▶ **The request**
Count lines with the string "mayores" in them. State the number alone.

▶ **Recorded information**
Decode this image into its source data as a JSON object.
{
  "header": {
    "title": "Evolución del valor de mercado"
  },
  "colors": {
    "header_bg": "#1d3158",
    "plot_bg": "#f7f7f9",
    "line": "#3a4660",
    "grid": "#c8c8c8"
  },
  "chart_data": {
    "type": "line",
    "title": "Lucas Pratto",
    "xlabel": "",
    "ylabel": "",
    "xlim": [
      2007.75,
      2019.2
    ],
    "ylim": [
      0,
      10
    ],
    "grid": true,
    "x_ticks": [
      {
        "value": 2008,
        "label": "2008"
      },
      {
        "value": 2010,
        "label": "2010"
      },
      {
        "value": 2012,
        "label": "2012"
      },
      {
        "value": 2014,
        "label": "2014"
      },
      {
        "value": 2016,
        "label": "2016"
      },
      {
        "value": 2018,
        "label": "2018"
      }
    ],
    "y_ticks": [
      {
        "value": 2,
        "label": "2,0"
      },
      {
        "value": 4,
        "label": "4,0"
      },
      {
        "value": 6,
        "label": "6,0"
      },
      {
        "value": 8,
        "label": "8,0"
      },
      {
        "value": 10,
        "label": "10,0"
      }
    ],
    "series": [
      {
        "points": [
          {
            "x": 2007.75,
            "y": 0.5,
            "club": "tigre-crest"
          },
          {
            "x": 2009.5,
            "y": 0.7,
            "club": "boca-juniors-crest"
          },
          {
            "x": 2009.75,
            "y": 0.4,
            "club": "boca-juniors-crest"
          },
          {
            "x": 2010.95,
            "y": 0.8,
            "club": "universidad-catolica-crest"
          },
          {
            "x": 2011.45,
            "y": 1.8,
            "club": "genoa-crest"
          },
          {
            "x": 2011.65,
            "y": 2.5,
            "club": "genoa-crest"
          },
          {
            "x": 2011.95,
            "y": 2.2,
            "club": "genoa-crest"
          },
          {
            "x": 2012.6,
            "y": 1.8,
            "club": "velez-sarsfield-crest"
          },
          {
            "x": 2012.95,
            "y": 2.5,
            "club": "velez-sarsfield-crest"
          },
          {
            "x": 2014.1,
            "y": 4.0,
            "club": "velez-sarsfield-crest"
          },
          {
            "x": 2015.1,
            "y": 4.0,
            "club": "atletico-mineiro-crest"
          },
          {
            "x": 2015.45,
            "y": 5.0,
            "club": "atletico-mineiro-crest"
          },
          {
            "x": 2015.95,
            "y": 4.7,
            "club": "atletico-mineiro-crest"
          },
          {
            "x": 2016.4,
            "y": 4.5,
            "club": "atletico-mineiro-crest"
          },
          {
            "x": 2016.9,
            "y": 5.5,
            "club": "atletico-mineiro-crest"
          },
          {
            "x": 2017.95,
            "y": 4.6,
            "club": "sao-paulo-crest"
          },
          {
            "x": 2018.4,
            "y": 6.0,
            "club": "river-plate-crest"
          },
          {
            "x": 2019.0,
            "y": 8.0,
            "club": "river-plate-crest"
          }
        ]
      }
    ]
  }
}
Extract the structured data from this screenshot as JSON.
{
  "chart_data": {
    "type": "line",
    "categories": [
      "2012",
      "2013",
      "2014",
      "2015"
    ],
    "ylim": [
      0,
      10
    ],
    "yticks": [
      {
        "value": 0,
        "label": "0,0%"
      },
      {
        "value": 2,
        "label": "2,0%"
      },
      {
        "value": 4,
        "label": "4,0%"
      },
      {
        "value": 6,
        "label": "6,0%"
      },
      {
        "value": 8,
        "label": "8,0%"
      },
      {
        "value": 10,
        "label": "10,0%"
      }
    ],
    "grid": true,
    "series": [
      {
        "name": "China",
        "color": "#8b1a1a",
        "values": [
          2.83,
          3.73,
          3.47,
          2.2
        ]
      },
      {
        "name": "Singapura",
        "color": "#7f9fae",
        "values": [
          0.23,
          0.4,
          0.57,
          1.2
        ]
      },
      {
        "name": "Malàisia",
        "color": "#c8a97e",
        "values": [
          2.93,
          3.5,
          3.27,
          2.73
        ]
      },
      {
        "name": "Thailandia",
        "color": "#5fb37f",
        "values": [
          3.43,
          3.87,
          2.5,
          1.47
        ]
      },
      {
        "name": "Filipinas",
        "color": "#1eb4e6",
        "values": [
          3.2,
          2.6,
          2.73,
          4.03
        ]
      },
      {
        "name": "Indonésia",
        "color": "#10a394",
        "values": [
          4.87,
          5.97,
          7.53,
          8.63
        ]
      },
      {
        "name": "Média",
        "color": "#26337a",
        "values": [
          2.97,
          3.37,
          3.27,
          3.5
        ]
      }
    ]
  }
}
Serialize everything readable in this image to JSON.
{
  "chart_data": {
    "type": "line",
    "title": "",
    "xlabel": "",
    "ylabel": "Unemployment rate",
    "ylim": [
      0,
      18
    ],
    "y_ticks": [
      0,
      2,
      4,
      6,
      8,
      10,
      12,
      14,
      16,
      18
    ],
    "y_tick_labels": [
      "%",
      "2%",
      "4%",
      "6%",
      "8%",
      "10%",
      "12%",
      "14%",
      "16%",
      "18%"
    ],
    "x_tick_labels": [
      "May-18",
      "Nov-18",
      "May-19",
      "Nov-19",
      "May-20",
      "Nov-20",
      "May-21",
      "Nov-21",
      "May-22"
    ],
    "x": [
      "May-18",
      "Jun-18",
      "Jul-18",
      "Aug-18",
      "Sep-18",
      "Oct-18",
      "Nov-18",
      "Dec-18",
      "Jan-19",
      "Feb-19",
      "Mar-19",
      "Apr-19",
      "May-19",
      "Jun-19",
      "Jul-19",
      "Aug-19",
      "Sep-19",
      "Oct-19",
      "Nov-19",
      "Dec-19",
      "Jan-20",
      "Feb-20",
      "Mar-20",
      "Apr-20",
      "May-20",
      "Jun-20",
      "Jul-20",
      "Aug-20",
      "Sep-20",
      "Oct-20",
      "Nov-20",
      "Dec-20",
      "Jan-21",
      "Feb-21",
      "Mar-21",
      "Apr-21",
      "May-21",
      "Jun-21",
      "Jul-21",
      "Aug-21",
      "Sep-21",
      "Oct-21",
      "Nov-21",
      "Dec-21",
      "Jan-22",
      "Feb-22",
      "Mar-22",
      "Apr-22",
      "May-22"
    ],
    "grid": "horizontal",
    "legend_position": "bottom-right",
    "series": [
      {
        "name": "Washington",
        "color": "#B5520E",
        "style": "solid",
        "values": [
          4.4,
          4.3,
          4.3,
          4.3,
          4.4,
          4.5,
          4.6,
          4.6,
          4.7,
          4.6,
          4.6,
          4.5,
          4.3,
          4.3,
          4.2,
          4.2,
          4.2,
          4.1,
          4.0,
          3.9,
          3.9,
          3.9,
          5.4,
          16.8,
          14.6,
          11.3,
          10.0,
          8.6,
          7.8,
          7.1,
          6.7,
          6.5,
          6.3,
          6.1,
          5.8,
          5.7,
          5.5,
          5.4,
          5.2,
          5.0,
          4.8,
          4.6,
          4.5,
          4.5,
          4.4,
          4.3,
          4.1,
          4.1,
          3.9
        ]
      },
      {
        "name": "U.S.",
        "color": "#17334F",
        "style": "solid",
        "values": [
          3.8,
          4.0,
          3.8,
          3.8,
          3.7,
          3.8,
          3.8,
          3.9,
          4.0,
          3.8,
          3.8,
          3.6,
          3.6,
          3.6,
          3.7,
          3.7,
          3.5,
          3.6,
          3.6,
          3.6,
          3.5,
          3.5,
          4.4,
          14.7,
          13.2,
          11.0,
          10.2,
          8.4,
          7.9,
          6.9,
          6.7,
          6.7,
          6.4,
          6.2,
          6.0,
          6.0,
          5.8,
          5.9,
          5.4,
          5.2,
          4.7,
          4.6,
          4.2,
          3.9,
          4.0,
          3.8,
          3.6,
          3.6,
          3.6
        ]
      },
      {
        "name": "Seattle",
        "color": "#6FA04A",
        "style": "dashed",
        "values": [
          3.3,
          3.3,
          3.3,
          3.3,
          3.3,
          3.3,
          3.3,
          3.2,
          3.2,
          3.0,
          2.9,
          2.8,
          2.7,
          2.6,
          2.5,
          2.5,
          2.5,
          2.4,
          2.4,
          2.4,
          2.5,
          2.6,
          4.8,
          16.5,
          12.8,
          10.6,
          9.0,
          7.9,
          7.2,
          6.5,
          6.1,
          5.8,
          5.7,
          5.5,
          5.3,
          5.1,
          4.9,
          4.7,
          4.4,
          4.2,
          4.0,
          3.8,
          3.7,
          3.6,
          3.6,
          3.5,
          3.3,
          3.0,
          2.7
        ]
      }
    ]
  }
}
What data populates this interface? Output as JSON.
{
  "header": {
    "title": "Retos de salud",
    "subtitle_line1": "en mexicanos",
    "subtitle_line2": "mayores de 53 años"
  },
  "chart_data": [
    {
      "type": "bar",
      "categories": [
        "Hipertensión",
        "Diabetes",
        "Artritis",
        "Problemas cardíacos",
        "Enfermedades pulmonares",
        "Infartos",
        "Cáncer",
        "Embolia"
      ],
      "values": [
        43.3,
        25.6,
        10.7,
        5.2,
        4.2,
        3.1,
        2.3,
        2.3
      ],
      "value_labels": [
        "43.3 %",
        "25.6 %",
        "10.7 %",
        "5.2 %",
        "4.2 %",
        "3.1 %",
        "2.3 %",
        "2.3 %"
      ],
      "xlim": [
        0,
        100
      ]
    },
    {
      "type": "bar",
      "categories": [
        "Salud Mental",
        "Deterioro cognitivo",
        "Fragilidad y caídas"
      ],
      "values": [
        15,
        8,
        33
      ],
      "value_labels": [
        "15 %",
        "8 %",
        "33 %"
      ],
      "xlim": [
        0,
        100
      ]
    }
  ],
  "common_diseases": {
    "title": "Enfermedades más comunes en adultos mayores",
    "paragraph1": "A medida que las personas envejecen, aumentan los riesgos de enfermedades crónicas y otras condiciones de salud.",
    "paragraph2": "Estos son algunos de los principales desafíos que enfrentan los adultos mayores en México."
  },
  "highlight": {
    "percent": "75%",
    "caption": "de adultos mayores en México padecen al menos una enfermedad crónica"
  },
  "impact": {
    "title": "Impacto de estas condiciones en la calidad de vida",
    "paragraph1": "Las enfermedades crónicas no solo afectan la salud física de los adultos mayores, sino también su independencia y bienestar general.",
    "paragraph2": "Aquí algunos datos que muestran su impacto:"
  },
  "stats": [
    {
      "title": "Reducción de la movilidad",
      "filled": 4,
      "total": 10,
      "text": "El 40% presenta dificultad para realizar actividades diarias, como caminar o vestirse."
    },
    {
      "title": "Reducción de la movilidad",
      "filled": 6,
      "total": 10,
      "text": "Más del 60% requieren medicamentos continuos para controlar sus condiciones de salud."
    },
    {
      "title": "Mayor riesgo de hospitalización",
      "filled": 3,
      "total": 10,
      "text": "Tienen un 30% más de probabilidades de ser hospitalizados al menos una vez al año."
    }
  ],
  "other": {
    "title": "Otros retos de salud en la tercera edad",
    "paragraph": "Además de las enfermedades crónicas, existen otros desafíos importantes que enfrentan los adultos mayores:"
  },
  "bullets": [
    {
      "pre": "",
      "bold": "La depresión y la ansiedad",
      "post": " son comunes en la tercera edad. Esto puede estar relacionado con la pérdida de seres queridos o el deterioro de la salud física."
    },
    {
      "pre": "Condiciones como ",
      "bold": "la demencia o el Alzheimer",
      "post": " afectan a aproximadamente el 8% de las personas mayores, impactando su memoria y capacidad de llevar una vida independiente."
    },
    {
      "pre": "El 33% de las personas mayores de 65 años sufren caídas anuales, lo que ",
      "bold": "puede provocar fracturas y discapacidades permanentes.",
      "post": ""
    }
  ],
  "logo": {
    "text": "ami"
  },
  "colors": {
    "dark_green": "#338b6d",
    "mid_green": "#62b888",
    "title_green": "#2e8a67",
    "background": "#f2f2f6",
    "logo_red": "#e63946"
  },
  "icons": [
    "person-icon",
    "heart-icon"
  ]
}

▶ **Finished exercise**
8